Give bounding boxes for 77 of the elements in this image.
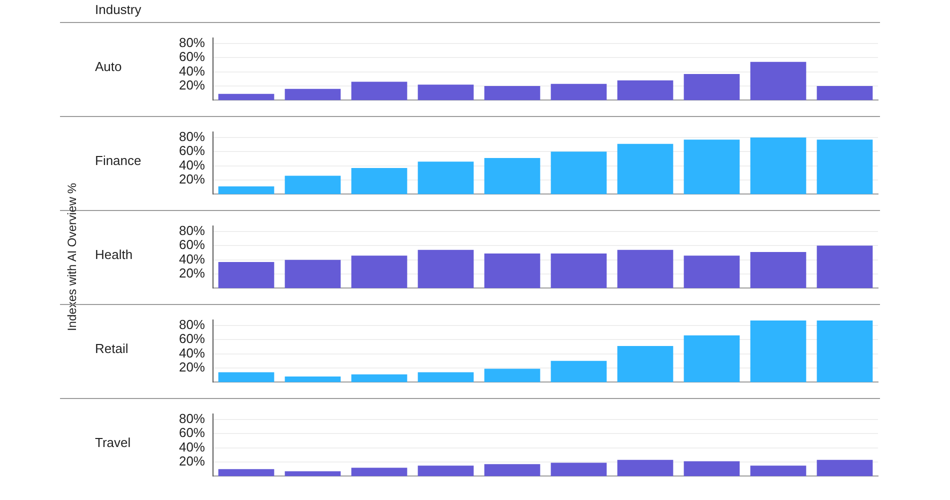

————————

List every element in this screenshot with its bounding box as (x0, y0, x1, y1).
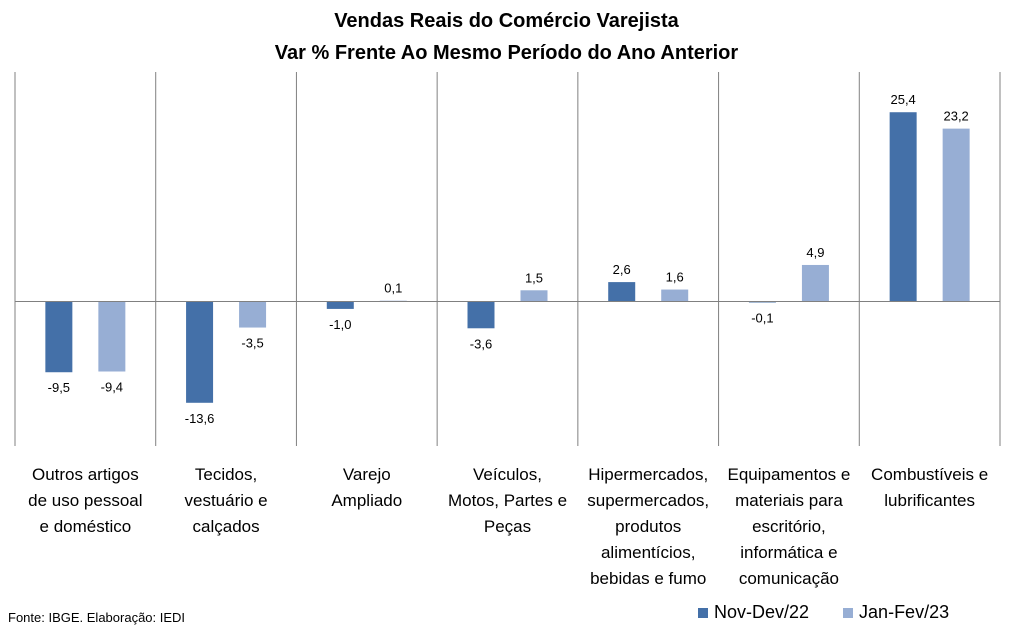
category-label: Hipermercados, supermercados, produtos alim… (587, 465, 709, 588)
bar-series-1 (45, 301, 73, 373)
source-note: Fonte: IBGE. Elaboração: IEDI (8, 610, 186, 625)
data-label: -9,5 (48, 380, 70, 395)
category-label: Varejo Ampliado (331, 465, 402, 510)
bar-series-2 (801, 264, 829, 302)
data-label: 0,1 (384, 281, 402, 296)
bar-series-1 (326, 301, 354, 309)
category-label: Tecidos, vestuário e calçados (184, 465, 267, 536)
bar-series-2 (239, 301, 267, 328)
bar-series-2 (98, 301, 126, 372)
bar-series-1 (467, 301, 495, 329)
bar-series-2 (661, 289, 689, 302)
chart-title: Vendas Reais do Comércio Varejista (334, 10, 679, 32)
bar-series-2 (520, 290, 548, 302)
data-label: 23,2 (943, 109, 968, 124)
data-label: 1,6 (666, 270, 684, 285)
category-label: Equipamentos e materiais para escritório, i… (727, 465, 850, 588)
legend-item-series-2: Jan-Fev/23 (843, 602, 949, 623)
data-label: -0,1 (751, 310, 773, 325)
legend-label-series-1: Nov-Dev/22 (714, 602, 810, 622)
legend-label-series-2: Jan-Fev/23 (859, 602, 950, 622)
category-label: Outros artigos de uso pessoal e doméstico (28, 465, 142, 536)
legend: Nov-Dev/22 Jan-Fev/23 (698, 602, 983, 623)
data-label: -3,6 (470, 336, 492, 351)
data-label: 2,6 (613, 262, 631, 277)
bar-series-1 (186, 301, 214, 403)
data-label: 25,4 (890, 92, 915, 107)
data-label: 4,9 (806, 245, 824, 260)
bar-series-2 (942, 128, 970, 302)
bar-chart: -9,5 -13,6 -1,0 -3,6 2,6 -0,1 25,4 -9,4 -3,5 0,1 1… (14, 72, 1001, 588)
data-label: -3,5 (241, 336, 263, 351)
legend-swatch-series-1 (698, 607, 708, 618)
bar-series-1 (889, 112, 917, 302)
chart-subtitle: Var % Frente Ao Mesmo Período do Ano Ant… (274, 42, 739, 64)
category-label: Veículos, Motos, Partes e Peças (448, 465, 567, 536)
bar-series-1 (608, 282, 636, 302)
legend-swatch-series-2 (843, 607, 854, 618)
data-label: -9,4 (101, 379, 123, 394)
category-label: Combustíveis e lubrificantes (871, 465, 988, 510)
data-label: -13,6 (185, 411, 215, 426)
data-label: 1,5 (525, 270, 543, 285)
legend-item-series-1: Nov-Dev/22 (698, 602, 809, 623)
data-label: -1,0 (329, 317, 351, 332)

————————

# Task prompt
Collect each row above that contains the word "this" and copy those rows in full.

# Exercise response
Give bounding boxes for 77 of the elements in this image.
List every element in this screenshot with its bounding box as (x0, y0, x1, y1).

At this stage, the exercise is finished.